TO DO
The entries below should be quoted exactly, with no pictures carried over.

===== INFORMATION SUPPLIED

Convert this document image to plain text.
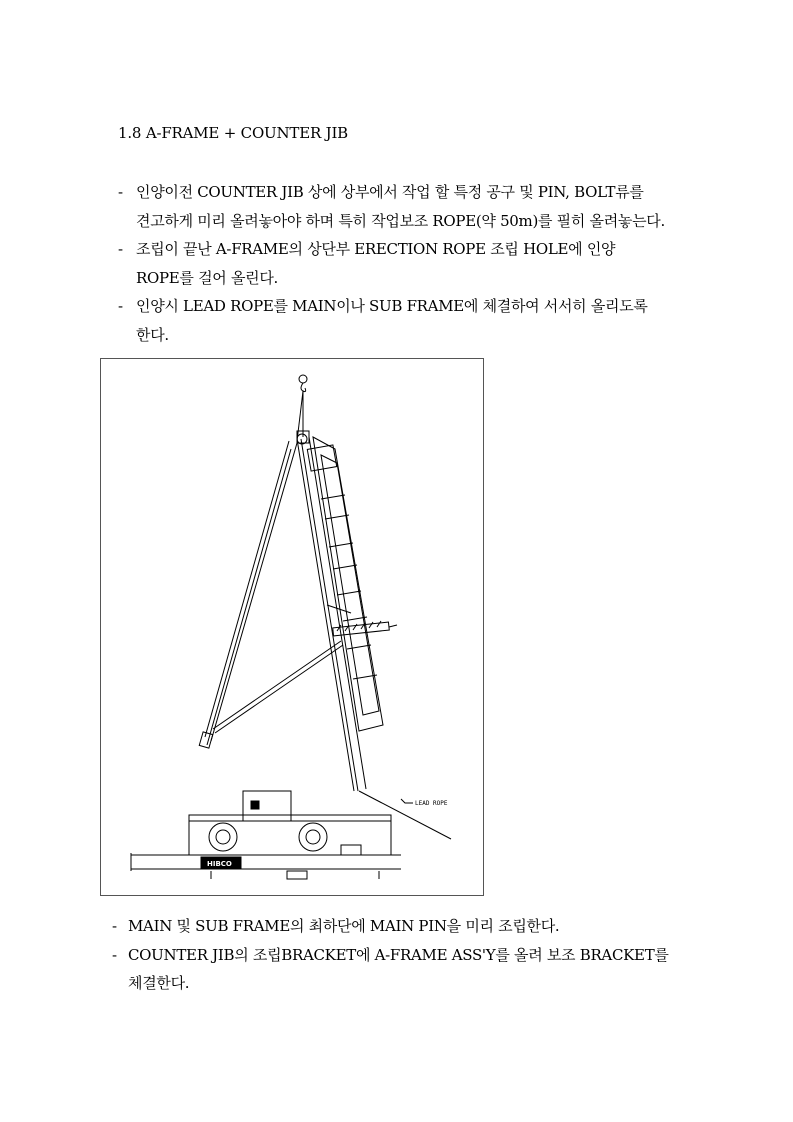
1.8 A-FRAME + COUNTER JIB
- 인양이전 COUNTER JIB 상에 상부에서 작업 할 특정 공구 및 PIN, BOLT류를
견고하게 미리 올려놓아야 하며 특히 작업보조 ROPE(약 50m)를 필히 올려놓는다.
- 조립이 끝난 A-FRAME의 상단부 ERECTION ROPE 조립 HOLE에 인양
ROPE를 걸어 올린다.
- 인양시 LEAD ROPE를 MAIN이나 SUB FRAME에 체결하여 서서히 올리도록
한다.
LEAD ROPE
HIBCO
- MAIN 및 SUB FRAME의 최하단에 MAIN PIN을 미리 조립한다.
- COUNTER JIB의 조립BRACKET에 A-FRAME ASS'Y를 올려 보조 BRACKET를
체결한다.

==========

TASK ANSWER
Convert this document image to plain text.
1.8 A-FRAME + COUNTER JIB
- 인양이전 COUNTER JIB 상에 상부에서 작업 할 특정 공구 및 PIN, BOLT류를
견고하게 미리 올려놓아야 하며 특히 작업보조 ROPE(약 50m)를 필히 올려놓는다.
- 조립이 끝난 A-FRAME의 상단부 ERECTION ROPE 조립 HOLE에 인양
ROPE를 걸어 올린다.
- 인양시 LEAD ROPE를 MAIN이나 SUB FRAME에 체결하여 서서히 올리도록
한다.
LEAD ROPE
HIBCO
- MAIN 및 SUB FRAME의 최하단에 MAIN PIN을 미리 조립한다.
- COUNTER JIB의 조립BRACKET에 A-FRAME ASS'Y를 올려 보조 BRACKET를
체결한다.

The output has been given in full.